• **Work to be completed**: Transcribe the data that follows without changing a word, and omit the pictures.

• **Records for this task**:
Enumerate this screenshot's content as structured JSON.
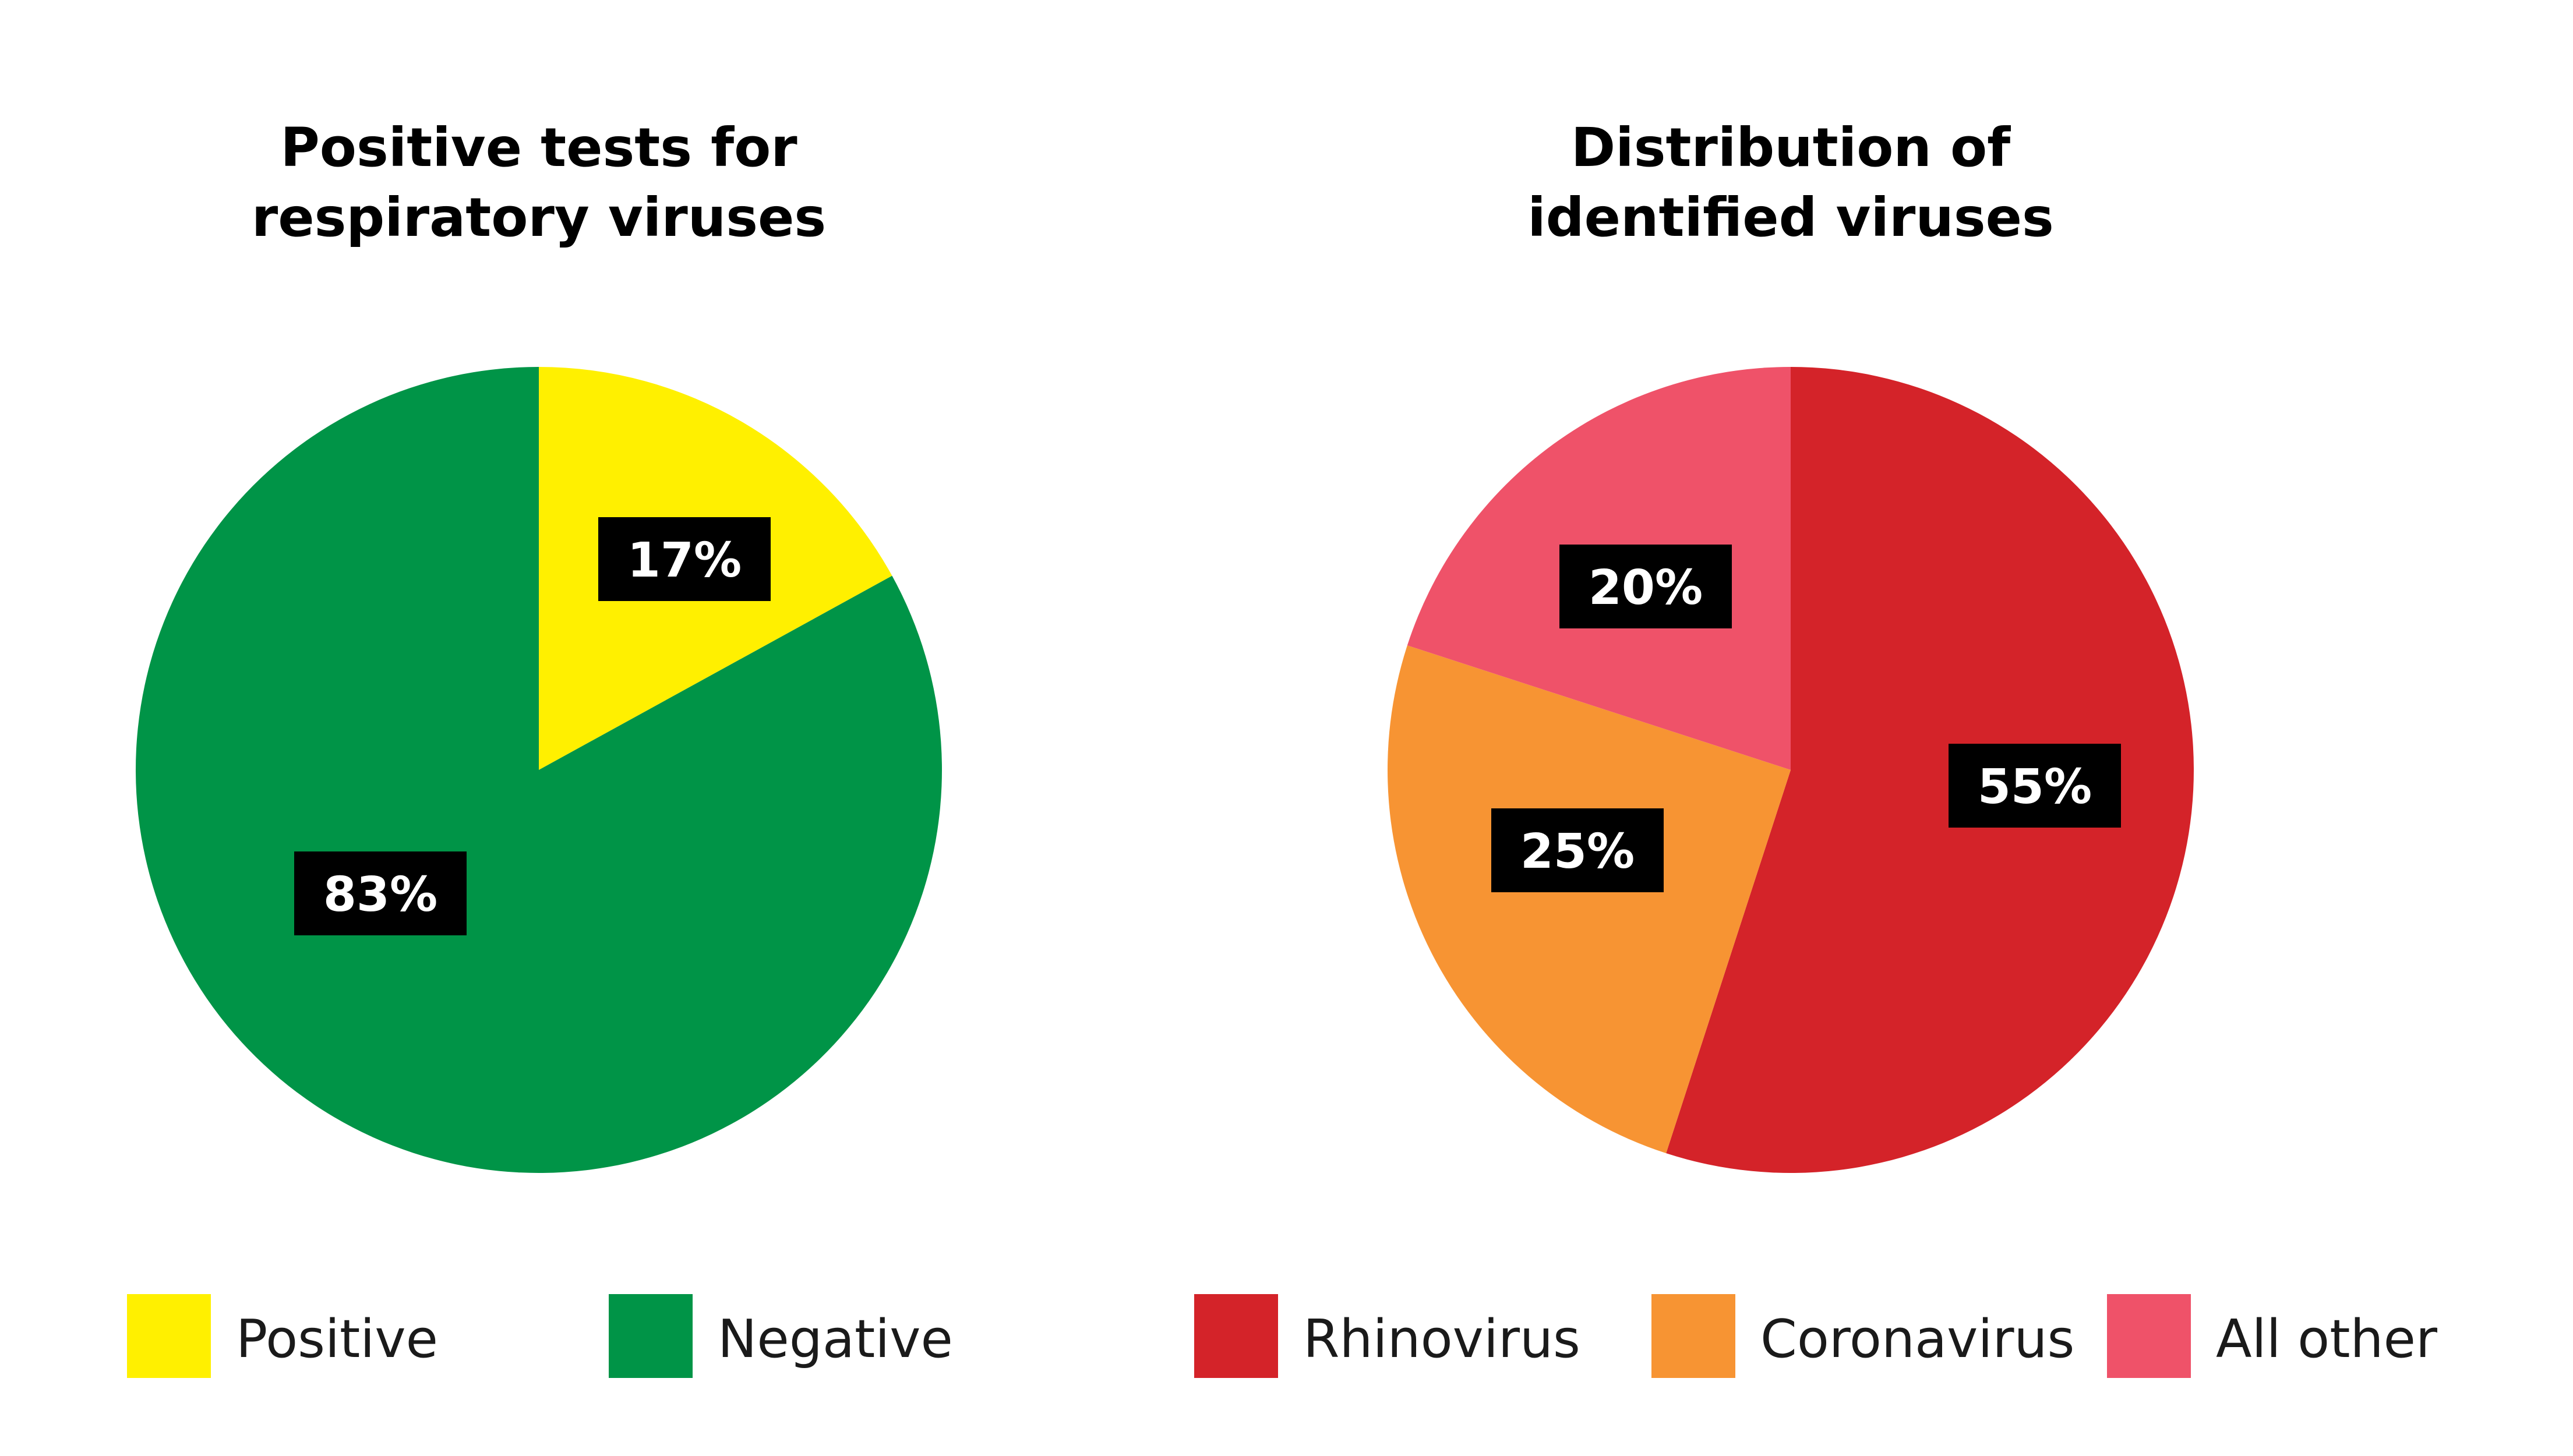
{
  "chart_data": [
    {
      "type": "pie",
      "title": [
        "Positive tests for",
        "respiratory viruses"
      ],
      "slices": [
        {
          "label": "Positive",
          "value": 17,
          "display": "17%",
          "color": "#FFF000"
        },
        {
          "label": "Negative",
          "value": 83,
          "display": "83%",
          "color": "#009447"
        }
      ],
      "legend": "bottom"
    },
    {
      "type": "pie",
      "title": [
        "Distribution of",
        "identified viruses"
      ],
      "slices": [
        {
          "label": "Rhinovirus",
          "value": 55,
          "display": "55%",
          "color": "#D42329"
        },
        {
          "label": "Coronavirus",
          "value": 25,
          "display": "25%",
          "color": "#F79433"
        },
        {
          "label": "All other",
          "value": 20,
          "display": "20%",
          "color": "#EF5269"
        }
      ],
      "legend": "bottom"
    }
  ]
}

• **Expected output**:
Enumerate this screenshot's content as structured JSON.
{
  "chart_data": [
    {
      "type": "pie",
      "title": [
        "Positive tests for",
        "respiratory viruses"
      ],
      "slices": [
        {
          "label": "Positive",
          "value": 17,
          "display": "17%",
          "color": "#FFF000"
        },
        {
          "label": "Negative",
          "value": 83,
          "display": "83%",
          "color": "#009447"
        }
      ],
      "legend": "bottom"
    },
    {
      "type": "pie",
      "title": [
        "Distribution of",
        "identified viruses"
      ],
      "slices": [
        {
          "label": "Rhinovirus",
          "value": 55,
          "display": "55%",
          "color": "#D42329"
        },
        {
          "label": "Coronavirus",
          "value": 25,
          "display": "25%",
          "color": "#F79433"
        },
        {
          "label": "All other",
          "value": 20,
          "display": "20%",
          "color": "#EF5269"
        }
      ],
      "legend": "bottom"
    }
  ]
}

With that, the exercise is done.